- _TASK PROMPT_: Exactly reproduce each entry, leaving out nothing.

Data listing

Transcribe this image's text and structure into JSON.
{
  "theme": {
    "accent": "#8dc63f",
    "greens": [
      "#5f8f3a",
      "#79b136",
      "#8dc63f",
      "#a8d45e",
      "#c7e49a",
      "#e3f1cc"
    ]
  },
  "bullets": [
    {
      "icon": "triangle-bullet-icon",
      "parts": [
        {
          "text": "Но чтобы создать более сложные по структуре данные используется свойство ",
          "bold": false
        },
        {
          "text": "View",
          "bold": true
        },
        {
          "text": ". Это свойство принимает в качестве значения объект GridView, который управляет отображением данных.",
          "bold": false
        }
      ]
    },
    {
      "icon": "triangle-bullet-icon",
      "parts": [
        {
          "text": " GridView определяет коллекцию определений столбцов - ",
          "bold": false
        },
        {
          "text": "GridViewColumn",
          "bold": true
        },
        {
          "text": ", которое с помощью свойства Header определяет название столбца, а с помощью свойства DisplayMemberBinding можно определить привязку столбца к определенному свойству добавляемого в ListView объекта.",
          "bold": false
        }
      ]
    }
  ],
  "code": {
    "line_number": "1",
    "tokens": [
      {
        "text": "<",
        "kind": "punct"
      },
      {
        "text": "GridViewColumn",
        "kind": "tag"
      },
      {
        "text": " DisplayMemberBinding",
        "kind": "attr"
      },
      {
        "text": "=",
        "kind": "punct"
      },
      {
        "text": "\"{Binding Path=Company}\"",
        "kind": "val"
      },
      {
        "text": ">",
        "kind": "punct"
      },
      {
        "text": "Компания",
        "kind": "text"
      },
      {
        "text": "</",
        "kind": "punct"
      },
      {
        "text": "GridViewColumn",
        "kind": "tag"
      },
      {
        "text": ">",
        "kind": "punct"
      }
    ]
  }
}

- _PROBLEM SOLUTION_:
Transcribe this image's text and structure into JSON.
{
  "theme": {
    "accent": "#8dc63f",
    "greens": [
      "#5f8f3a",
      "#79b136",
      "#8dc63f",
      "#a8d45e",
      "#c7e49a",
      "#e3f1cc"
    ]
  },
  "bullets": [
    {
      "icon": "triangle-bullet-icon",
      "parts": [
        {
          "text": "Но чтобы создать более сложные по структуре данные используется свойство ",
          "bold": false
        },
        {
          "text": "View",
          "bold": true
        },
        {
          "text": ". Это свойство принимает в качестве значения объект GridView, который управляет отображением данных.",
          "bold": false
        }
      ]
    },
    {
      "icon": "triangle-bullet-icon",
      "parts": [
        {
          "text": " GridView определяет коллекцию определений столбцов - ",
          "bold": false
        },
        {
          "text": "GridViewColumn",
          "bold": true
        },
        {
          "text": ", которое с помощью свойства Header определяет название столбца, а с помощью свойства DisplayMemberBinding можно определить привязку столбца к определенному свойству добавляемого в ListView объекта.",
          "bold": false
        }
      ]
    }
  ],
  "code": {
    "line_number": "1",
    "tokens": [
      {
        "text": "<",
        "kind": "punct"
      },
      {
        "text": "GridViewColumn",
        "kind": "tag"
      },
      {
        "text": " DisplayMemberBinding",
        "kind": "attr"
      },
      {
        "text": "=",
        "kind": "punct"
      },
      {
        "text": "\"{Binding Path=Company}\"",
        "kind": "val"
      },
      {
        "text": ">",
        "kind": "punct"
      },
      {
        "text": "Компания",
        "kind": "text"
      },
      {
        "text": "</",
        "kind": "punct"
      },
      {
        "text": "GridViewColumn",
        "kind": "tag"
      },
      {
        "text": ">",
        "kind": "punct"
      }
    ]
  }
}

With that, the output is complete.